Request = Can you output the records below exactly as they are written?

Extracted information =
(begin)

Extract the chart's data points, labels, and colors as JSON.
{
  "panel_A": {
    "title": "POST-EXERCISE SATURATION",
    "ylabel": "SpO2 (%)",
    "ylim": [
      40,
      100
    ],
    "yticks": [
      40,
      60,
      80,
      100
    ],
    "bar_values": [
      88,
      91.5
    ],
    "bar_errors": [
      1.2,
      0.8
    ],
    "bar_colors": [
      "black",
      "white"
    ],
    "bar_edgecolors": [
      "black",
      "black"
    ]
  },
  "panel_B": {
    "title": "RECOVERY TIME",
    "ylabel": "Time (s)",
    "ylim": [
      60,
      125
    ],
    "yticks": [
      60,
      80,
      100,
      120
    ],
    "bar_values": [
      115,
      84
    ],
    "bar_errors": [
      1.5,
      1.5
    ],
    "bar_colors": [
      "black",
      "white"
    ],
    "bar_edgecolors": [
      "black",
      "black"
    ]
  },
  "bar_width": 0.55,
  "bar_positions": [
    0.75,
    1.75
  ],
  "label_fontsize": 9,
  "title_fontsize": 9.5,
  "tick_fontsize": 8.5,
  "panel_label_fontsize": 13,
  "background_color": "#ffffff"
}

(end)

Result of the task =
Extract the chart's data points, labels, and colors as JSON.
{
  "panel_A": {
    "title": "POST-EXERCISE SATURATION",
    "ylabel": "SpO2 (%)",
    "ylim": [
      40,
      100
    ],
    "yticks": [
      40,
      60,
      80,
      100
    ],
    "bar_values": [
      88,
      91.5
    ],
    "bar_errors": [
      1.2,
      0.8
    ],
    "bar_colors": [
      "black",
      "white"
    ],
    "bar_edgecolors": [
      "black",
      "black"
    ]
  },
  "panel_B": {
    "title": "RECOVERY TIME",
    "ylabel": "Time (s)",
    "ylim": [
      60,
      125
    ],
    "yticks": [
      60,
      80,
      100,
      120
    ],
    "bar_values": [
      115,
      84
    ],
    "bar_errors": [
      1.5,
      1.5
    ],
    "bar_colors": [
      "black",
      "white"
    ],
    "bar_edgecolors": [
      "black",
      "black"
    ]
  },
  "bar_width": 0.55,
  "bar_positions": [
    0.75,
    1.75
  ],
  "label_fontsize": 9,
  "title_fontsize": 9.5,
  "tick_fontsize": 8.5,
  "panel_label_fontsize": 13,
  "background_color": "#ffffff"
}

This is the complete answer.